▶ [Materials provided]

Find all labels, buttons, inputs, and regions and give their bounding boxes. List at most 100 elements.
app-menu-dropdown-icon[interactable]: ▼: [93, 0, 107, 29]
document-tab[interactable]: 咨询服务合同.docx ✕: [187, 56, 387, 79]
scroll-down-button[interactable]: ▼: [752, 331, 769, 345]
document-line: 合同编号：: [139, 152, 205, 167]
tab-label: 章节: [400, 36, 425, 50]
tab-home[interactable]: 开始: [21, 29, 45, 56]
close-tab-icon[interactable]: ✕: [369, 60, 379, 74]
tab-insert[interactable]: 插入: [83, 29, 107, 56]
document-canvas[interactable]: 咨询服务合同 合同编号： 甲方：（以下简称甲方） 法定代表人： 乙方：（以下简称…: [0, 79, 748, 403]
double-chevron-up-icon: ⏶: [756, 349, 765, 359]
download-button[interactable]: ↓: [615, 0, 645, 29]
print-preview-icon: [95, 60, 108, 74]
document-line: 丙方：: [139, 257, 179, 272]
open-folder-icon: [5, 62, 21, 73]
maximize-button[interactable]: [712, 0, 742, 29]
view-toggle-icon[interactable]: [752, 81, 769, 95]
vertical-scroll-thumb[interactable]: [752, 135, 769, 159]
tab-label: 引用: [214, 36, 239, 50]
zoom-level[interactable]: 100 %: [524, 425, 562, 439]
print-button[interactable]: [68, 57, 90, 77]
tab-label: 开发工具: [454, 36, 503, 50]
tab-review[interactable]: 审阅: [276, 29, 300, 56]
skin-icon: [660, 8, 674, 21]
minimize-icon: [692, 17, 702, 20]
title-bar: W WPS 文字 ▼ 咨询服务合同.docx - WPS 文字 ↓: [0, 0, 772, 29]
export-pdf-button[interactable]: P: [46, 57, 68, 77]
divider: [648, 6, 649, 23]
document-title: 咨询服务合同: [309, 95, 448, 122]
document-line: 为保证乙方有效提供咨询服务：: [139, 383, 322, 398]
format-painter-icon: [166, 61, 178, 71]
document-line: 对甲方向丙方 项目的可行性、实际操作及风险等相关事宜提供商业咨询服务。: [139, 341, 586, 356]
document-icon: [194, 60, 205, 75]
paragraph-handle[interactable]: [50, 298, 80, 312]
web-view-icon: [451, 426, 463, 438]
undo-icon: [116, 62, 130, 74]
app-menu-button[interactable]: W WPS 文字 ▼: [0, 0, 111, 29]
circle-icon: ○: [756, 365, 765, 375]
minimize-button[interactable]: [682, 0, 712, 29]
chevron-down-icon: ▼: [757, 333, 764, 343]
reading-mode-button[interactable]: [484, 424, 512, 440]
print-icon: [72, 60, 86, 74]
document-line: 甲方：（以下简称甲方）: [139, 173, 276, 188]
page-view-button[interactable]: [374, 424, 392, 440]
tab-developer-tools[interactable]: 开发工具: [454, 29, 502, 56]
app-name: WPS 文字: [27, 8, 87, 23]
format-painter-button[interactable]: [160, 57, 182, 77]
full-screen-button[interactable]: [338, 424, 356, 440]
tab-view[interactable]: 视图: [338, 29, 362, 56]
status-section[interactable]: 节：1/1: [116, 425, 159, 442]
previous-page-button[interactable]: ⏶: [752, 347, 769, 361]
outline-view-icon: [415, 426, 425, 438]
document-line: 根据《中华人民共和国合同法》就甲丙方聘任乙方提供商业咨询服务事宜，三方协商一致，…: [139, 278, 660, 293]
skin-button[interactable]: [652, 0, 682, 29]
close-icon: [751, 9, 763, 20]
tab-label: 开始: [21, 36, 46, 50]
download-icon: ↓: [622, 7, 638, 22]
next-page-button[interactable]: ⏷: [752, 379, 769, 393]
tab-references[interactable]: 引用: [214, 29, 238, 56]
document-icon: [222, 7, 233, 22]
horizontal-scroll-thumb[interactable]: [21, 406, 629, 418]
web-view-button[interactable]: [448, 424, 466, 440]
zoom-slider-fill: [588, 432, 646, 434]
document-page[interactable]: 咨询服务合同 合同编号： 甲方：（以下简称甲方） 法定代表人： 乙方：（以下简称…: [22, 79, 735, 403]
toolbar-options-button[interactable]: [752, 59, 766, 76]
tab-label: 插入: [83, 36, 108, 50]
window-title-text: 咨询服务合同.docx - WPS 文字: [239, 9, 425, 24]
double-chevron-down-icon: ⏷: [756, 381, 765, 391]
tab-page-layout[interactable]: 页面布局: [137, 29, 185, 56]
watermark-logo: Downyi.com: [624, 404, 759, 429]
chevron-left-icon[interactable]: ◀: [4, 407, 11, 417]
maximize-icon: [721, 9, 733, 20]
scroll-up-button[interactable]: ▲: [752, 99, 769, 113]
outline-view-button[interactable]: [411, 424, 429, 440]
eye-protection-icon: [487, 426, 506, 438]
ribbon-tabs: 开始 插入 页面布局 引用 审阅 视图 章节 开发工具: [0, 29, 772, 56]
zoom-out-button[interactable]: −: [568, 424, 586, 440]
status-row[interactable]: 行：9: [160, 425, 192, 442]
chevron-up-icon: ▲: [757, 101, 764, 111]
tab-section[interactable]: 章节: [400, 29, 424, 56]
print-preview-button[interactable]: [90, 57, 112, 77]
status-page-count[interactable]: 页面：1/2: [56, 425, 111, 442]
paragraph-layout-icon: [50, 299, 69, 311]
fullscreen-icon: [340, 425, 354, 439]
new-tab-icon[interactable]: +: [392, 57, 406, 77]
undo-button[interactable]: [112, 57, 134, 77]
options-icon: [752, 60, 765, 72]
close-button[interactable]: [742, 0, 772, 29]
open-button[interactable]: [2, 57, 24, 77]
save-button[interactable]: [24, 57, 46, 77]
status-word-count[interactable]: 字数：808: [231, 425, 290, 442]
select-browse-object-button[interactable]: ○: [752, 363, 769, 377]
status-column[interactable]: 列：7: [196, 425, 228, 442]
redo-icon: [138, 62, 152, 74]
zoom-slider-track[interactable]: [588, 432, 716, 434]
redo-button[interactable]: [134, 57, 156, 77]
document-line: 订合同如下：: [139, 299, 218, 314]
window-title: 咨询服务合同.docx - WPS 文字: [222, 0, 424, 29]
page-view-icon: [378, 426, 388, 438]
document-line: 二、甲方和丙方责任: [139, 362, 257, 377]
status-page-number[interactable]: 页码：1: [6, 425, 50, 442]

▶ [Problem description] Report every line above that contains the string "title".

▶ [Written solution]
title-bar: W WPS 文字 ▼ 咨询服务合同.docx - WPS 文字 ↓: [0, 0, 772, 29]
document-title: 咨询服务合同: [309, 95, 448, 122]
window-title-text: 咨询服务合同.docx - WPS 文字: [239, 9, 425, 24]
window-title: 咨询服务合同.docx - WPS 文字: [222, 0, 424, 29]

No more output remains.